_Written problem_.
Collect each line containing "image".

_Source data_.

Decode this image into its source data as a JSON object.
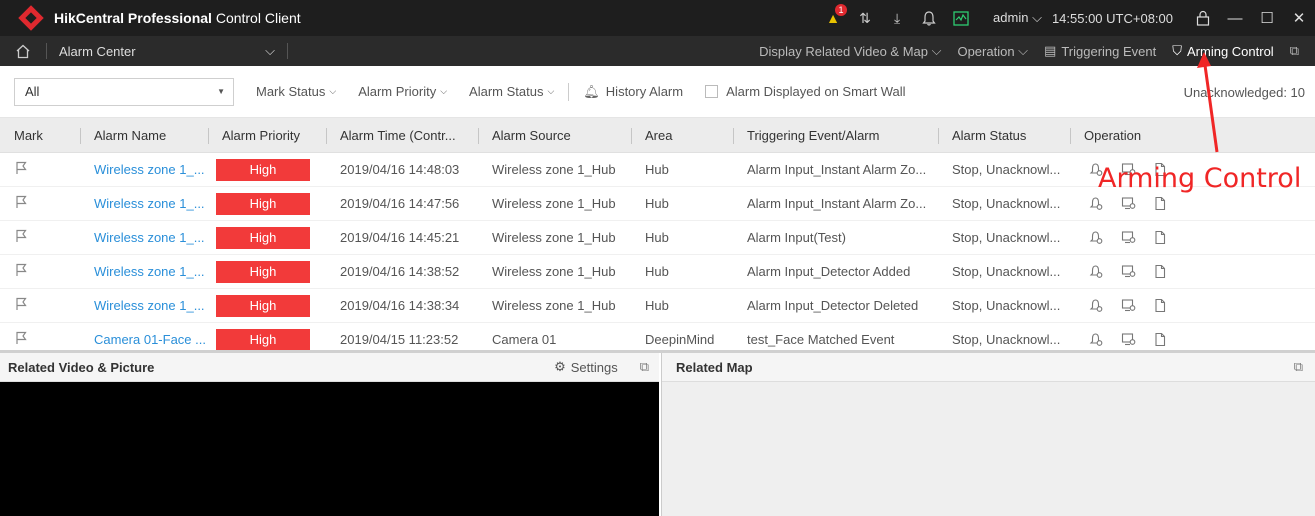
{
  "app": {
    "title_bold": "HikCentral Professional",
    "title_rest": " Control Client",
    "warning_count": "1",
    "user": "admin",
    "clock": "14:55:00 UTC+08:00"
  },
  "nav": {
    "module": "Alarm Center",
    "display_related": "Display Related Video & Map",
    "operation": "Operation",
    "triggering_event": "Triggering Event",
    "arming_control": "Arming Control"
  },
  "filters": {
    "type_value": "All",
    "mark_status": "Mark Status",
    "alarm_priority": "Alarm Priority",
    "alarm_status": "Alarm Status",
    "history_alarm": "History Alarm",
    "smart_wall": "Alarm Displayed on Smart Wall",
    "unacknowledged": "Unacknowledged: 10"
  },
  "table": {
    "headers": [
      "Mark",
      "Alarm Name",
      "Alarm Priority",
      "Alarm Time (Contr...",
      "Alarm Source",
      "Area",
      "Triggering Event/Alarm",
      "Alarm Status",
      "Operation"
    ],
    "rows": [
      {
        "name": "Wireless zone 1_...",
        "priority": "High",
        "time": "2019/04/16 14:48:03",
        "source": "Wireless zone 1_Hub",
        "area": "Hub",
        "event": "Alarm Input_Instant Alarm Zo...",
        "status": "Stop, Unacknowl..."
      },
      {
        "name": "Wireless zone 1_...",
        "priority": "High",
        "time": "2019/04/16 14:47:56",
        "source": "Wireless zone 1_Hub",
        "area": "Hub",
        "event": "Alarm Input_Instant Alarm Zo...",
        "status": "Stop, Unacknowl..."
      },
      {
        "name": "Wireless zone 1_...",
        "priority": "High",
        "time": "2019/04/16 14:45:21",
        "source": "Wireless zone 1_Hub",
        "area": "Hub",
        "event": "Alarm Input(Test)",
        "status": "Stop, Unacknowl..."
      },
      {
        "name": "Wireless zone 1_...",
        "priority": "High",
        "time": "2019/04/16 14:38:52",
        "source": "Wireless zone 1_Hub",
        "area": "Hub",
        "event": "Alarm Input_Detector Added",
        "status": "Stop, Unacknowl..."
      },
      {
        "name": "Wireless zone 1_...",
        "priority": "High",
        "time": "2019/04/16 14:38:34",
        "source": "Wireless zone 1_Hub",
        "area": "Hub",
        "event": "Alarm Input_Detector Deleted",
        "status": "Stop, Unacknowl..."
      },
      {
        "name": "Camera 01-Face ...",
        "priority": "High",
        "time": "2019/04/15 11:23:52",
        "source": "Camera 01",
        "area": "DeepinMind",
        "event": "test_Face Matched Event",
        "status": "Stop, Unacknowl..."
      }
    ]
  },
  "panels": {
    "video_title": "Related Video & Picture",
    "settings": "Settings",
    "map_title": "Related Map"
  },
  "annotation": {
    "text": "Arming Control",
    "color": "#f02626"
  },
  "colors": {
    "priority_high": "#f23a3a",
    "link": "#2a8fd9",
    "titlebar": "#1e1e1e"
  }
}
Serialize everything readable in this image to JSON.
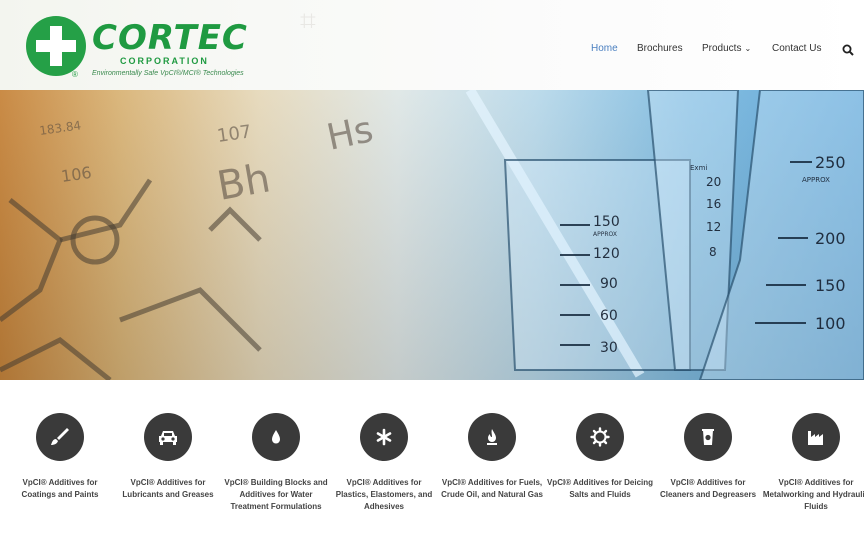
{
  "logo": {
    "name": "CORTEC",
    "corporation": "CORPORATION",
    "tagline": "Environmentally Safe VpCI®/MCI® Technologies",
    "registered": "®"
  },
  "nav": {
    "items": [
      {
        "label": "Home",
        "active": true
      },
      {
        "label": "Brochures",
        "active": false
      },
      {
        "label": "Products",
        "active": false,
        "has_dropdown": true
      },
      {
        "label": "Contact Us",
        "active": false
      }
    ],
    "search_icon": "search-icon"
  },
  "hero": {
    "beaker_marks_small": [
      "150",
      "APPROX",
      "120",
      "90",
      "60",
      "30"
    ],
    "cylinder_marks": [
      "Exmi",
      "20",
      "16",
      "12",
      "8"
    ],
    "flask_marks": [
      "250",
      "APPROX",
      "200",
      "150",
      "100"
    ],
    "sketch_text": [
      "183.84",
      "107",
      "106",
      "Bh",
      "Hs"
    ]
  },
  "features": [
    {
      "icon": "paintbrush-icon",
      "label": "VpCI® Additives for Coatings and Paints"
    },
    {
      "icon": "car-icon",
      "label": "VpCI® Additives for Lubricants and Greases"
    },
    {
      "icon": "water-drop-icon",
      "label": "VpCI® Building Blocks and Additives for Water Treatment Formulations"
    },
    {
      "icon": "asterisk-icon",
      "label": "VpCI® Additives for Plastics, Elastomers, and Adhesives"
    },
    {
      "icon": "fuel-flame-icon",
      "label": "VpCI® Additives for Fuels, Crude Oil, and Natural Gas"
    },
    {
      "icon": "gear-icon",
      "label": "VpCI® Additives for Deicing Salts and Fluids"
    },
    {
      "icon": "cleaner-bucket-icon",
      "label": "VpCI® Additives for Cleaners and Degreasers"
    },
    {
      "icon": "factory-icon",
      "label": "VpCI® Additives for Metalworking and Hydraulic Fluids"
    }
  ]
}
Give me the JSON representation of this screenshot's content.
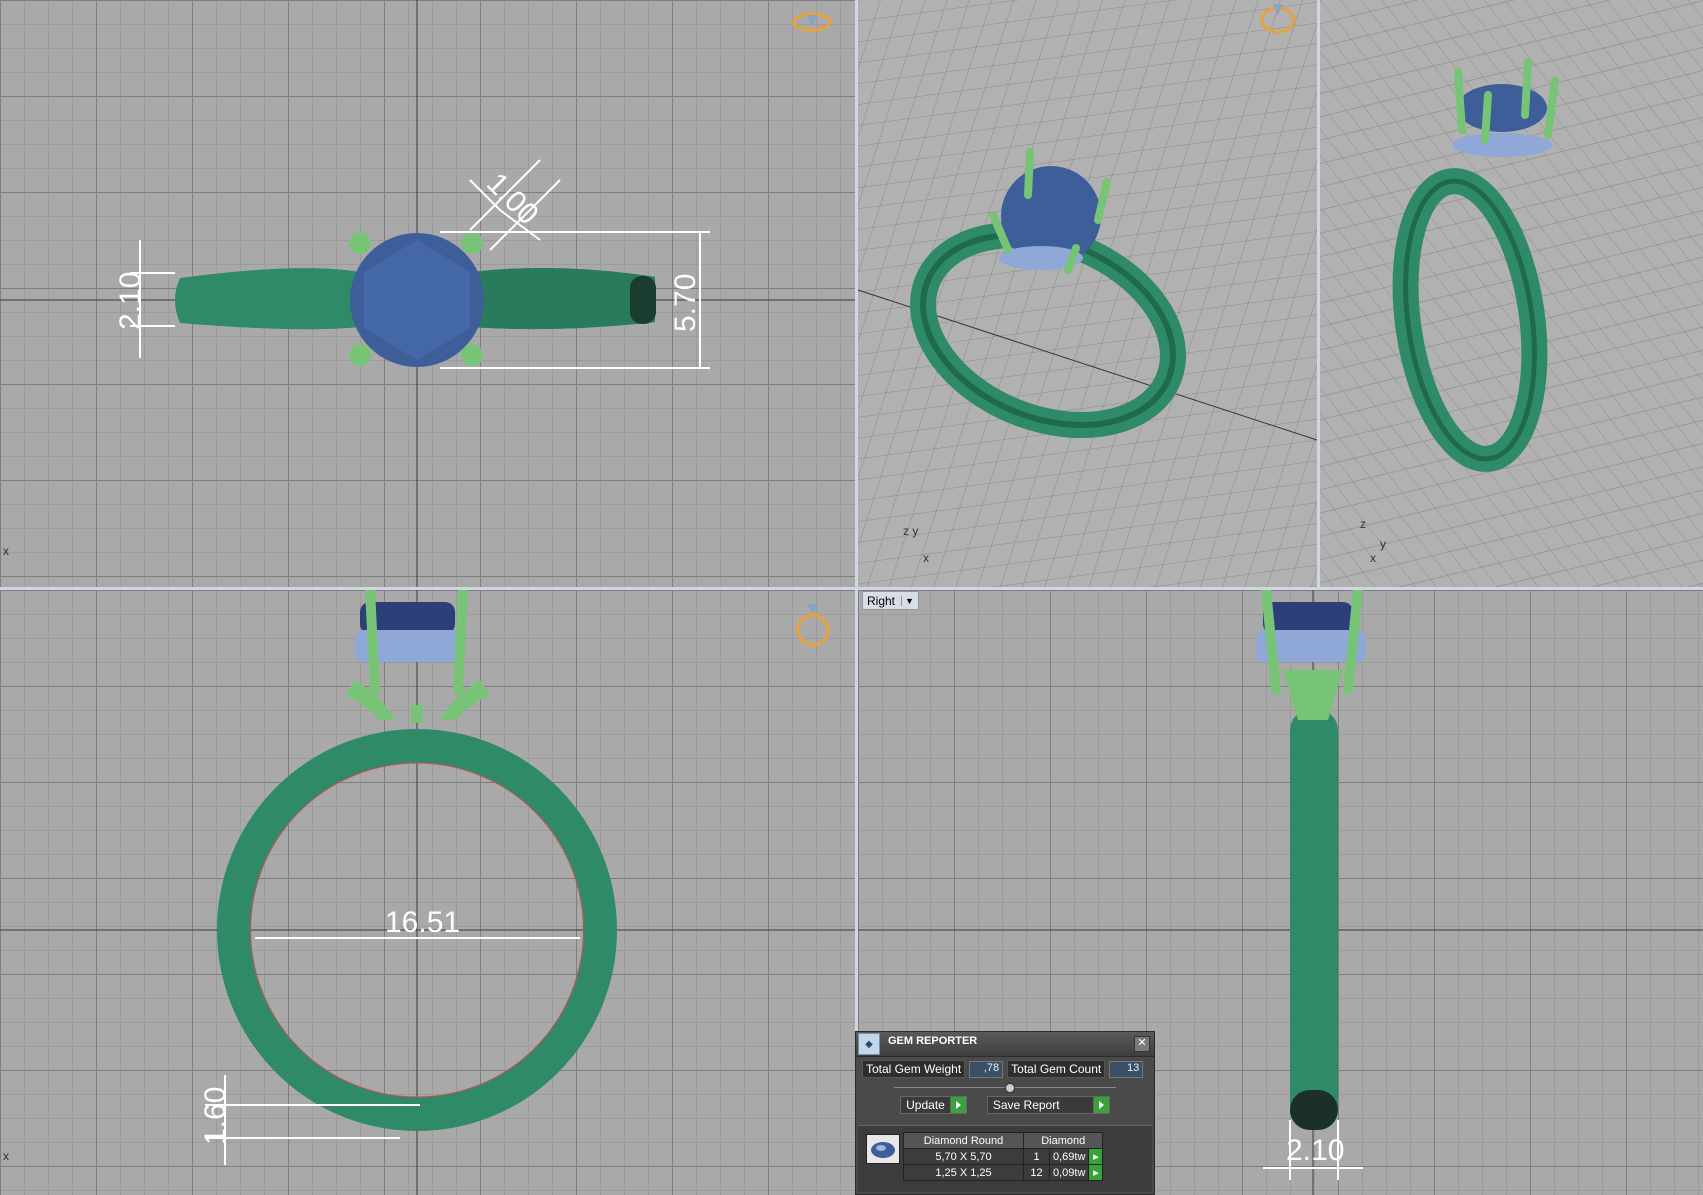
{
  "viewports": {
    "right": {
      "view_label": "Right"
    }
  },
  "dimensions": {
    "top_prong_width": "1.00",
    "top_shank_width": "2.10",
    "top_stone_diameter": "5.70",
    "front_ring_inner_diameter": "16.51",
    "front_shank_thickness": "1.60",
    "right_shank_width": "2.10"
  },
  "gem_reporter": {
    "title": "GEM REPORTER",
    "total_gem_weight_label": "Total Gem Weight",
    "total_gem_weight": ",78",
    "total_gem_count_label": "Total Gem Count",
    "total_gem_count": "13",
    "update_label": "Update",
    "save_report_label": "Save Report",
    "columns": [
      "Diamond Round",
      "Diamond"
    ],
    "rows": [
      {
        "size": "5,70 X 5,70",
        "count": "1",
        "weight": "0,69tw"
      },
      {
        "size": "1,25 X 1,25",
        "count": "12",
        "weight": "0,09tw"
      }
    ]
  },
  "colors": {
    "metal": "#2f8a68",
    "stone": "#3e5e9a",
    "prong": "#78c476",
    "dimension": "#ffffff"
  },
  "icons": [
    "top-view-ring-icon",
    "perspective-ring-icon",
    "front-view-ring-icon",
    "close-icon",
    "gem-reporter-logo-icon",
    "diamond-icon"
  ]
}
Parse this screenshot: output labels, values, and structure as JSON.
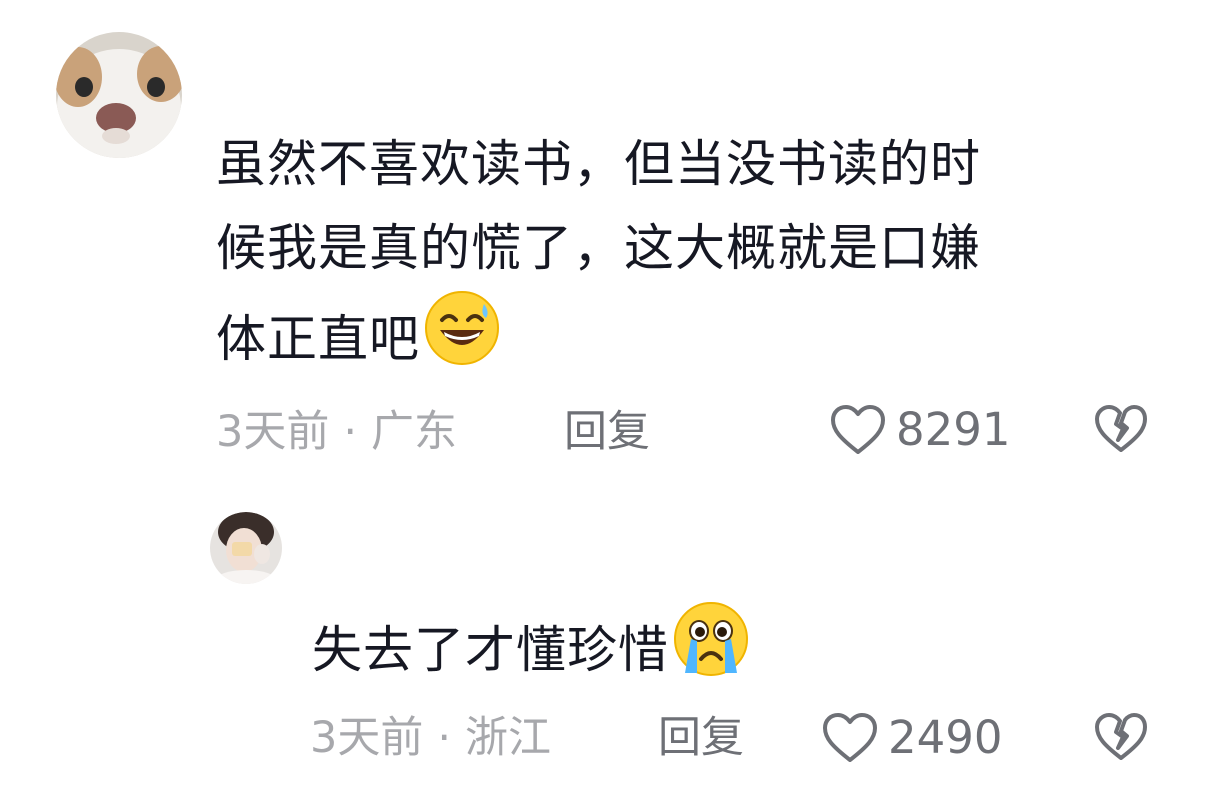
{
  "comments": [
    {
      "avatar_icon": "cat-avatar-icon",
      "lines": [
        "虽然不喜欢读书，但当没书读的时",
        "候我是真的慌了，这大概就是口嫌",
        "体正直吧"
      ],
      "emoji": "grinning-sweat-emoji",
      "time": "3天前",
      "separator": "·",
      "location": "广东",
      "reply_label": "回复",
      "like_count": "8291"
    },
    {
      "avatar_icon": "girl-avatar-icon",
      "text": "失去了才懂珍惜",
      "emoji": "crying-emoji",
      "time": "3天前",
      "separator": "·",
      "location": "浙江",
      "reply_label": "回复",
      "like_count": "2490"
    }
  ],
  "colors": {
    "text": "#161823",
    "meta": "#a7a8ac",
    "action": "#6e7076"
  }
}
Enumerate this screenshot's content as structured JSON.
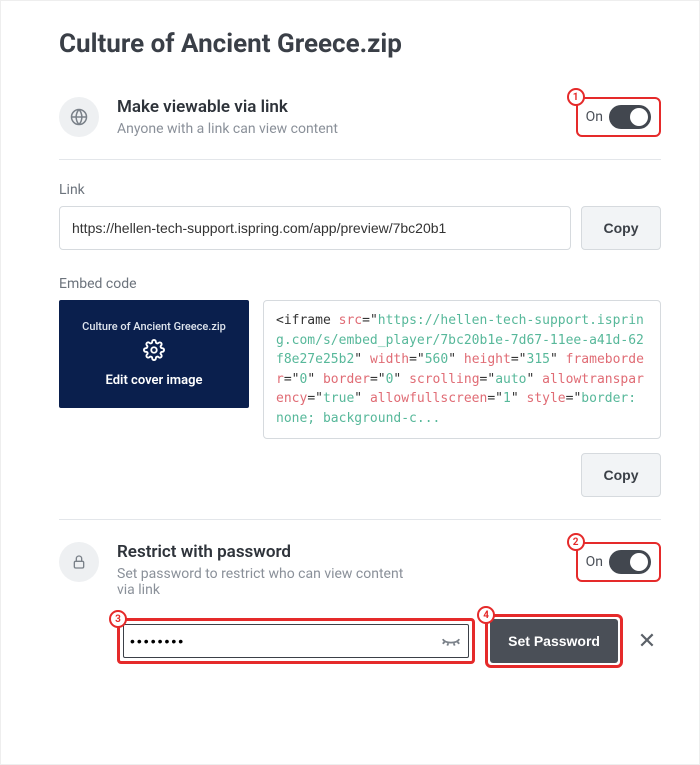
{
  "title": "Culture of Ancient Greece.zip",
  "viewable": {
    "heading": "Make viewable via link",
    "sub": "Anyone with a link can view content",
    "toggle_text": "On",
    "callout": "1"
  },
  "link": {
    "label": "Link",
    "value": "https://hellen-tech-support.ispring.com/app/preview/7bc20b1",
    "copy": "Copy"
  },
  "embed": {
    "label": "Embed code",
    "cover_filename": "Culture of Ancient Greece.zip",
    "cover_action": "Edit cover image",
    "copy": "Copy",
    "code": {
      "src": "https://hellen-tech-support.ispring.com/s/embed_player/7bc20b1e-7d67-11ee-a41d-62f8e27e25b2",
      "width": "560",
      "height": "315",
      "frameborder": "0",
      "border": "0",
      "scrolling": "auto",
      "allowtransparency": "true",
      "allowfullscreen": "1",
      "style_trunc": "border: none; background-c..."
    }
  },
  "restrict": {
    "heading": "Restrict with password",
    "sub": "Set password to restrict who can view content via link",
    "toggle_text": "On",
    "callout": "2",
    "input_callout": "3",
    "button_callout": "4",
    "password_mask": "••••••••",
    "button": "Set Password"
  }
}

_Answer to the problem_.
Decode this image into its source data as a JSON object.
Serialize everything readable in this image to JSON.
    "cover_action": "Edit cover image",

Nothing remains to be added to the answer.